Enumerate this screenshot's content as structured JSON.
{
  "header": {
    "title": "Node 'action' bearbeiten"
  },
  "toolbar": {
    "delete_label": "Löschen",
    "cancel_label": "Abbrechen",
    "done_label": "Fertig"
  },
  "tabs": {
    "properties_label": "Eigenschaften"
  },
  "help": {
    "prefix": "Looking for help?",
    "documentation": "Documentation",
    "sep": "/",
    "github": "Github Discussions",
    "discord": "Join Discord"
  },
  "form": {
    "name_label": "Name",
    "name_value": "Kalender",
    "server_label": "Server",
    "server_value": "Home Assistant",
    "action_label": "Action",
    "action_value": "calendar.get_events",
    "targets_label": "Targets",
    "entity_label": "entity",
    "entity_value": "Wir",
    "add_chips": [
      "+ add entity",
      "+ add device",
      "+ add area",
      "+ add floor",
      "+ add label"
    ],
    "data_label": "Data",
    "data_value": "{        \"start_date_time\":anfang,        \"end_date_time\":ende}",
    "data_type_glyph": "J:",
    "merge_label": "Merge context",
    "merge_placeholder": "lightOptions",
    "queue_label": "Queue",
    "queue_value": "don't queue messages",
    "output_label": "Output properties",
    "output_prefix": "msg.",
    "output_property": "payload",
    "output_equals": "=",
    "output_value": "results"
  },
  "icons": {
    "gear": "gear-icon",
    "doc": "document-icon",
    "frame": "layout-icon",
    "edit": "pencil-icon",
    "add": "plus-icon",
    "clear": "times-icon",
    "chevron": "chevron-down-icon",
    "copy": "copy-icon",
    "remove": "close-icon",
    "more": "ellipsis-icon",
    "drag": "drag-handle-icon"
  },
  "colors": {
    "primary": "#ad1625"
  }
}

○ ○ ○ ○ ○

Requirements: Go through the material above line by line and copy it exactly.

Result of the task:
Enumerate this screenshot's content as structured JSON.
{
  "header": {
    "title": "Node 'action' bearbeiten"
  },
  "toolbar": {
    "delete_label": "Löschen",
    "cancel_label": "Abbrechen",
    "done_label": "Fertig"
  },
  "tabs": {
    "properties_label": "Eigenschaften"
  },
  "help": {
    "prefix": "Looking for help?",
    "documentation": "Documentation",
    "sep": "/",
    "github": "Github Discussions",
    "discord": "Join Discord"
  },
  "form": {
    "name_label": "Name",
    "name_value": "Kalender",
    "server_label": "Server",
    "server_value": "Home Assistant",
    "action_label": "Action",
    "action_value": "calendar.get_events",
    "targets_label": "Targets",
    "entity_label": "entity",
    "entity_value": "Wir",
    "add_chips": [
      "+ add entity",
      "+ add device",
      "+ add area",
      "+ add floor",
      "+ add label"
    ],
    "data_label": "Data",
    "data_value": "{        \"start_date_time\":anfang,        \"end_date_time\":ende}",
    "data_type_glyph": "J:",
    "merge_label": "Merge context",
    "merge_placeholder": "lightOptions",
    "queue_label": "Queue",
    "queue_value": "don't queue messages",
    "output_label": "Output properties",
    "output_prefix": "msg.",
    "output_property": "payload",
    "output_equals": "=",
    "output_value": "results"
  },
  "icons": {
    "gear": "gear-icon",
    "doc": "document-icon",
    "frame": "layout-icon",
    "edit": "pencil-icon",
    "add": "plus-icon",
    "clear": "times-icon",
    "chevron": "chevron-down-icon",
    "copy": "copy-icon",
    "remove": "close-icon",
    "more": "ellipsis-icon",
    "drag": "drag-handle-icon"
  },
  "colors": {
    "primary": "#ad1625"
  }
}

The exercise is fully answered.